→ LISTED RECORDS:
----------
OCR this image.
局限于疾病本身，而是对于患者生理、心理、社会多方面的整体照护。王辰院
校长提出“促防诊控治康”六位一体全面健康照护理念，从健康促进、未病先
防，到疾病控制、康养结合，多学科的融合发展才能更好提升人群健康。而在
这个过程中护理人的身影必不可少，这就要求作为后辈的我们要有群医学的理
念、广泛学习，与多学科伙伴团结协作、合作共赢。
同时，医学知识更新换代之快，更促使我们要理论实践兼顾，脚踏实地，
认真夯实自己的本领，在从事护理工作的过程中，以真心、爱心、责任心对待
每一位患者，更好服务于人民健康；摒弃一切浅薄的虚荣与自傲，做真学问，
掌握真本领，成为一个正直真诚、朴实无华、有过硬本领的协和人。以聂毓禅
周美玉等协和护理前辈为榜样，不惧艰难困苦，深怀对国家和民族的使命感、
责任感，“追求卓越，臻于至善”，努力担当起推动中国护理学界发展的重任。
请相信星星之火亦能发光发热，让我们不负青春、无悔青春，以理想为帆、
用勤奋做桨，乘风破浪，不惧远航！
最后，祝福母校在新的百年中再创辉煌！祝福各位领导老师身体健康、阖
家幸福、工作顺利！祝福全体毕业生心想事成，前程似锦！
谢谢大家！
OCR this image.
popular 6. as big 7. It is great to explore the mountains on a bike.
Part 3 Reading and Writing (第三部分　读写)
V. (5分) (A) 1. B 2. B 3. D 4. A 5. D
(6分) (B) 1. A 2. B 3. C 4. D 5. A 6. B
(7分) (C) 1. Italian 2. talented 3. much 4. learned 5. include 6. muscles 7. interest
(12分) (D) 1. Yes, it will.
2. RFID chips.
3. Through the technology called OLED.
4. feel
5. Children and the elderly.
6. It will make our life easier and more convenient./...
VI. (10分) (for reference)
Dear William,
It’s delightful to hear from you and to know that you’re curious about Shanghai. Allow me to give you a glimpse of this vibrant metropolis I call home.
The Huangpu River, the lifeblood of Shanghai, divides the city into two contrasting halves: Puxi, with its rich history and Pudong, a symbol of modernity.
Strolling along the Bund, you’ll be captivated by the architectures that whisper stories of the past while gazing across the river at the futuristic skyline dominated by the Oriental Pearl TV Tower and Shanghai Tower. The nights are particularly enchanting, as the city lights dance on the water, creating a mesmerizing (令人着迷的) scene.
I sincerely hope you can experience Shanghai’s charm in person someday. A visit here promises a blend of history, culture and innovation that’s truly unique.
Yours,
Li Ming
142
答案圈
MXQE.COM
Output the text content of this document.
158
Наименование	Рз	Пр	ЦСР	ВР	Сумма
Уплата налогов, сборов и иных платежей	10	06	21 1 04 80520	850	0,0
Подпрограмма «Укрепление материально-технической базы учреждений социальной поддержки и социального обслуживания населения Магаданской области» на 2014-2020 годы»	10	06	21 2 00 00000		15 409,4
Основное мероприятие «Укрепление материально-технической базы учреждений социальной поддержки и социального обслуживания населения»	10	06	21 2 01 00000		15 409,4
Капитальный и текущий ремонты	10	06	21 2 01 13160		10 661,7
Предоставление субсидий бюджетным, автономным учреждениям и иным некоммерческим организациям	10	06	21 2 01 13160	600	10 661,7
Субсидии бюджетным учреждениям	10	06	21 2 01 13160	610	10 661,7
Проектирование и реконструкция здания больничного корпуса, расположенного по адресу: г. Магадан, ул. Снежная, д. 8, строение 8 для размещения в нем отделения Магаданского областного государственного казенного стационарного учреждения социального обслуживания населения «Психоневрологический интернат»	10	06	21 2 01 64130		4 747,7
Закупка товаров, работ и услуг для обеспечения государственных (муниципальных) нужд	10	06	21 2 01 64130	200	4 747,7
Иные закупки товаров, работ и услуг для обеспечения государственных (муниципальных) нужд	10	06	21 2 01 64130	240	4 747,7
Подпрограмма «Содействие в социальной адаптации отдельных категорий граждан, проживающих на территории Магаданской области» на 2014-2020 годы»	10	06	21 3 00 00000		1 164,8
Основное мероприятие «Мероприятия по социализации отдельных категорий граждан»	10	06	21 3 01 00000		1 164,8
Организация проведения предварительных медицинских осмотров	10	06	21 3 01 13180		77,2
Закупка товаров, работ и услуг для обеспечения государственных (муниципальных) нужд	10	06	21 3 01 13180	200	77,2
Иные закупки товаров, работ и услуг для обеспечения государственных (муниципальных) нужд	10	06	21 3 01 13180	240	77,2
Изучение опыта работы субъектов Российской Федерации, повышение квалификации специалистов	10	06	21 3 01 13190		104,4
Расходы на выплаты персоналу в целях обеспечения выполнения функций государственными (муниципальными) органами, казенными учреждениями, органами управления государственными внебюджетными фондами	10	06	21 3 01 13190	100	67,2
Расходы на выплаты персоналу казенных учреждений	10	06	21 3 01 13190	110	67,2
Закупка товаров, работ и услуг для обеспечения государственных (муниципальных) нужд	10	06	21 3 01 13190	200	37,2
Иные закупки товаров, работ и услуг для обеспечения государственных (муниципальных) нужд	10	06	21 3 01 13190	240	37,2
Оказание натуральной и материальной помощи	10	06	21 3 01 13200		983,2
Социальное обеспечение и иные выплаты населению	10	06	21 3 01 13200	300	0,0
----------
→ AIM:
Repeat the data exactly. Leave nothing out.

→ COMPLETE OUTPUT:
OCR this image.
局限于疾病本身，而是对于患者生理、心理、社会多方面的整体照护。王辰院
校长提出“促防诊控治康”六位一体全面健康照护理念，从健康促进、未病先
防，到疾病控制、康养结合，多学科的融合发展才能更好提升人群健康。而在
这个过程中护理人的身影必不可少，这就要求作为后辈的我们要有群医学的理
念、广泛学习，与多学科伙伴团结协作、合作共赢。
同时，医学知识更新换代之快，更促使我们要理论实践兼顾，脚踏实地，
认真夯实自己的本领，在从事护理工作的过程中，以真心、爱心、责任心对待
每一位患者，更好服务于人民健康；摒弃一切浅薄的虚荣与自傲，做真学问，
掌握真本领，成为一个正直真诚、朴实无华、有过硬本领的协和人。以聂毓禅
周美玉等协和护理前辈为榜样，不惧艰难困苦，深怀对国家和民族的使命感、
责任感，“追求卓越，臻于至善”，努力担当起推动中国护理学界发展的重任。
请相信星星之火亦能发光发热，让我们不负青春、无悔青春，以理想为帆、
用勤奋做桨，乘风破浪，不惧远航！
最后，祝福母校在新的百年中再创辉煌！祝福各位领导老师身体健康、阖
家幸福、工作顺利！祝福全体毕业生心想事成，前程似锦！
谢谢大家！
OCR this image.
popular 6. as big 7. It is great to explore the mountains on a bike.
Part 3 Reading and Writing (第三部分　读写)
V. (5分) (A) 1. B 2. B 3. D 4. A 5. D
(6分) (B) 1. A 2. B 3. C 4. D 5. A 6. B
(7分) (C) 1. Italian 2. talented 3. much 4. learned 5. include 6. muscles 7. interest
(12分) (D) 1. Yes, it will.
2. RFID chips.
3. Through the technology called OLED.
4. feel
5. Children and the elderly.
6. It will make our life easier and more convenient./...
VI. (10分) (for reference)
Dear William,
It’s delightful to hear from you and to know that you’re curious about Shanghai. Allow me to give you a glimpse of this vibrant metropolis I call home.
The Huangpu River, the lifeblood of Shanghai, divides the city into two contrasting halves: Puxi, with its rich history and Pudong, a symbol of modernity.
Strolling along the Bund, you’ll be captivated by the architectures that whisper stories of the past while gazing across the river at the futuristic skyline dominated by the Oriental Pearl TV Tower and Shanghai Tower. The nights are particularly enchanting, as the city lights dance on the water, creating a mesmerizing (令人着迷的) scene.
I sincerely hope you can experience Shanghai’s charm in person someday. A visit here promises a blend of history, culture and innovation that’s truly unique.
Yours,
Li Ming
142
答案圈
MXQE.COM
Output the text content of this document.
158
Наименование	Рз	Пр	ЦСР	ВР	Сумма
Уплата налогов, сборов и иных платежей	10	06	21 1 04 80520	850	0,0
Подпрограмма «Укрепление материально-технической базы учреждений социальной поддержки и социального обслуживания населения Магаданской области» на 2014-2020 годы»	10	06	21 2 00 00000		15 409,4
Основное мероприятие «Укрепление материально-технической базы учреждений социальной поддержки и социального обслуживания населения»	10	06	21 2 01 00000		15 409,4
Капитальный и текущий ремонты	10	06	21 2 01 13160		10 661,7
Предоставление субсидий бюджетным, автономным учреждениям и иным некоммерческим организациям	10	06	21 2 01 13160	600	10 661,7
Субсидии бюджетным учреждениям	10	06	21 2 01 13160	610	10 661,7
Проектирование и реконструкция здания больничного корпуса, расположенного по адресу: г. Магадан, ул. Снежная, д. 8, строение 8 для размещения в нем отделения Магаданского областного государственного казенного стационарного учреждения социального обслуживания населения «Психоневрологический интернат»	10	06	21 2 01 64130		4 747,7
Закупка товаров, работ и услуг для обеспечения государственных (муниципальных) нужд	10	06	21 2 01 64130	200	4 747,7
Иные закупки товаров, работ и услуг для обеспечения государственных (муниципальных) нужд	10	06	21 2 01 64130	240	4 747,7
Подпрограмма «Содействие в социальной адаптации отдельных категорий граждан, проживающих на территории Магаданской области» на 2014-2020 годы»	10	06	21 3 00 00000		1 164,8
Основное мероприятие «Мероприятия по социализации отдельных категорий граждан»	10	06	21 3 01 00000		1 164,8
Организация проведения предварительных медицинских осмотров	10	06	21 3 01 13180		77,2
Закупка товаров, работ и услуг для обеспечения государственных (муниципальных) нужд	10	06	21 3 01 13180	200	77,2
Иные закупки товаров, работ и услуг для обеспечения государственных (муниципальных) нужд	10	06	21 3 01 13180	240	77,2
Изучение опыта работы субъектов Российской Федерации, повышение квалификации специалистов	10	06	21 3 01 13190		104,4
Расходы на выплаты персоналу в целях обеспечения выполнения функций государственными (муниципальными) органами, казенными учреждениями, органами управления государственными внебюджетными фондами	10	06	21 3 01 13190	100	67,2
Расходы на выплаты персоналу казенных учреждений	10	06	21 3 01 13190	110	67,2
Закупка товаров, работ и услуг для обеспечения государственных (муниципальных) нужд	10	06	21 3 01 13190	200	37,2
Иные закупки товаров, работ и услуг для обеспечения государственных (муниципальных) нужд	10	06	21 3 01 13190	240	37,2
Оказание натуральной и материальной помощи	10	06	21 3 01 13200		983,2
Социальное обеспечение и иные выплаты населению	10	06	21 3 01 13200	300	0,0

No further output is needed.